[Source data]
■ ■ ■ ■ ■ ■ ■

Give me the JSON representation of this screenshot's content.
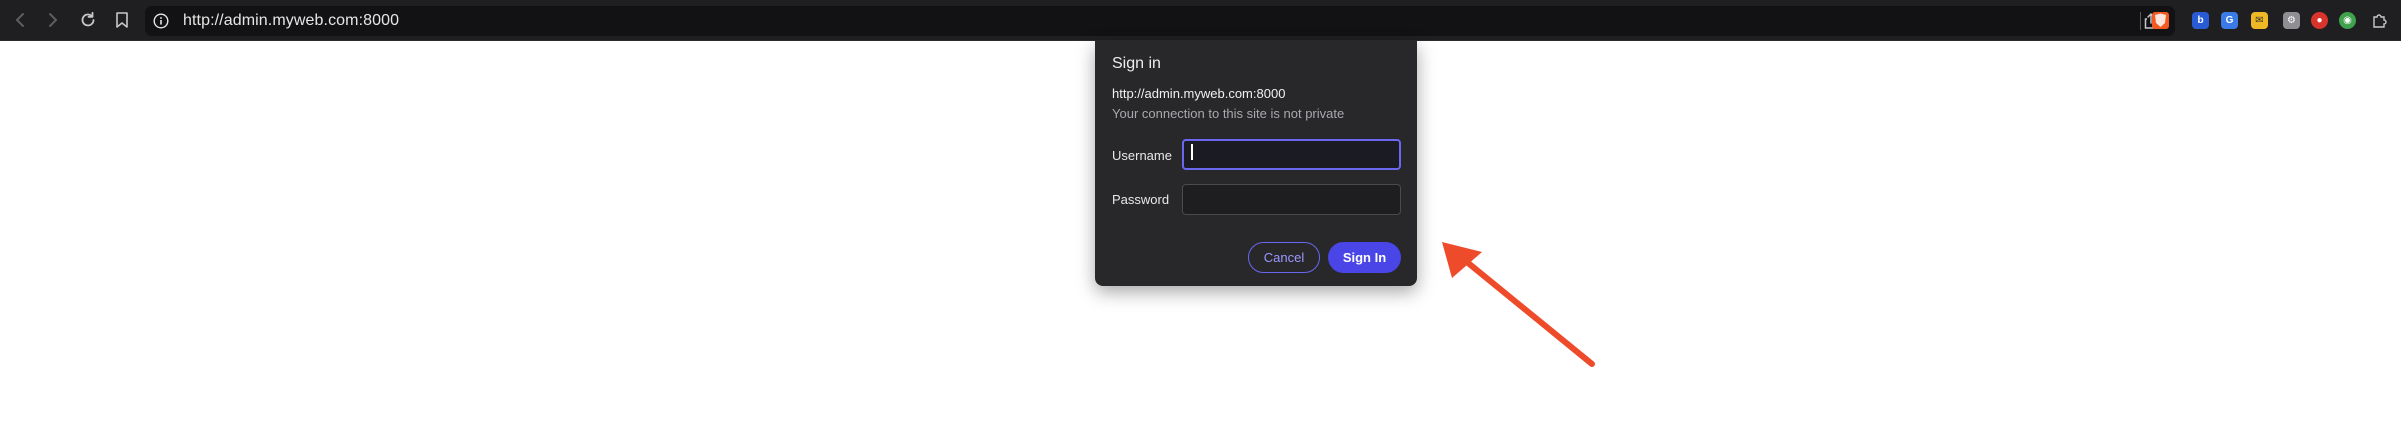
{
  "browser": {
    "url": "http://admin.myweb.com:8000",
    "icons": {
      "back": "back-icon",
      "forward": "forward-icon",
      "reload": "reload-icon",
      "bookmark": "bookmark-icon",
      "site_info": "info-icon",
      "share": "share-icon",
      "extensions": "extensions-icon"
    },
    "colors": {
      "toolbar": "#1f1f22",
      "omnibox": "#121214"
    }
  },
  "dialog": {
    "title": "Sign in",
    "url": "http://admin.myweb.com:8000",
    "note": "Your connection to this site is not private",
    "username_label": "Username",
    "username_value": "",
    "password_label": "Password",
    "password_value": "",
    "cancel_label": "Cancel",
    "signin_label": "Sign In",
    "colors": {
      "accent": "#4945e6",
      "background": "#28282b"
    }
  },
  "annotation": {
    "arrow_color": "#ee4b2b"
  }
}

■ ■ ■ ■ ■ ■ ■

**DIRECTIONS FOR THIS TASK**
Return all of the entries exactly as written, but drop any pictures they hold.

**TASK RESULT**
Give me the JSON representation of this screenshot's content.
{
  "browser": {
    "url": "http://admin.myweb.com:8000",
    "icons": {
      "back": "back-icon",
      "forward": "forward-icon",
      "reload": "reload-icon",
      "bookmark": "bookmark-icon",
      "site_info": "info-icon",
      "share": "share-icon",
      "extensions": "extensions-icon"
    },
    "colors": {
      "toolbar": "#1f1f22",
      "omnibox": "#121214"
    }
  },
  "dialog": {
    "title": "Sign in",
    "url": "http://admin.myweb.com:8000",
    "note": "Your connection to this site is not private",
    "username_label": "Username",
    "username_value": "",
    "password_label": "Password",
    "password_value": "",
    "cancel_label": "Cancel",
    "signin_label": "Sign In",
    "colors": {
      "accent": "#4945e6",
      "background": "#28282b"
    }
  },
  "annotation": {
    "arrow_color": "#ee4b2b"
  }
}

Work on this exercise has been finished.